AVAILABLE RECORDS>

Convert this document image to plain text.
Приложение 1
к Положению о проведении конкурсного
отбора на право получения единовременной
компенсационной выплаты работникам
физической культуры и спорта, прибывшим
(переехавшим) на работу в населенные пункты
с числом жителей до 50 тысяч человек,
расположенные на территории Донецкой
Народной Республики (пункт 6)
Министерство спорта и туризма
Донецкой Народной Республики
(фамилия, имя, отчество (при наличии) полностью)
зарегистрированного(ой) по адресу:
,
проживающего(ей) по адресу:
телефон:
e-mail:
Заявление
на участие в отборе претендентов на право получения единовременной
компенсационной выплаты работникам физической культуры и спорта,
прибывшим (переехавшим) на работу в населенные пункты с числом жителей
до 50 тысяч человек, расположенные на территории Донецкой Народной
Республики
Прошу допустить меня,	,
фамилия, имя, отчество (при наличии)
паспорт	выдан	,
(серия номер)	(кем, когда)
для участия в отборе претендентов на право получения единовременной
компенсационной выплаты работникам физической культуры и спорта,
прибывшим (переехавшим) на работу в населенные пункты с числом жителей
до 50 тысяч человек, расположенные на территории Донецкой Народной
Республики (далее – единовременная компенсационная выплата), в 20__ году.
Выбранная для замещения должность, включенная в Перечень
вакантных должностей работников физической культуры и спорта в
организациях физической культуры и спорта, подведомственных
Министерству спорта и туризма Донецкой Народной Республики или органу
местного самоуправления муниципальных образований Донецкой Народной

REQUIRED TASK> Give all the entries again exactly; leave none out.

OUTPUT BELOW>
Convert this document image to plain text.
Приложение 1
к Положению о проведении конкурсного
отбора на право получения единовременной
компенсационной выплаты работникам
физической культуры и спорта, прибывшим
(переехавшим) на работу в населенные пункты
с числом жителей до 50 тысяч человек,
расположенные на территории Донецкой
Народной Республики (пункт 6)
Министерство спорта и туризма
Донецкой Народной Республики
(фамилия, имя, отчество (при наличии) полностью)
зарегистрированного(ой) по адресу:
,
проживающего(ей) по адресу:
телефон:
e-mail:
Заявление
на участие в отборе претендентов на право получения единовременной
компенсационной выплаты работникам физической культуры и спорта,
прибывшим (переехавшим) на работу в населенные пункты с числом жителей
до 50 тысяч человек, расположенные на территории Донецкой Народной
Республики
Прошу допустить меня,	,
фамилия, имя, отчество (при наличии)
паспорт	выдан	,
(серия номер)	(кем, когда)
для участия в отборе претендентов на право получения единовременной
компенсационной выплаты работникам физической культуры и спорта,
прибывшим (переехавшим) на работу в населенные пункты с числом жителей
до 50 тысяч человек, расположенные на территории Донецкой Народной
Республики (далее – единовременная компенсационная выплата), в 20__ году.
Выбранная для замещения должность, включенная в Перечень
вакантных должностей работников физической культуры и спорта в
организациях физической культуры и спорта, подведомственных
Министерству спорта и туризма Донецкой Народной Республики или органу
местного самоуправления муниципальных образований Донецкой Народной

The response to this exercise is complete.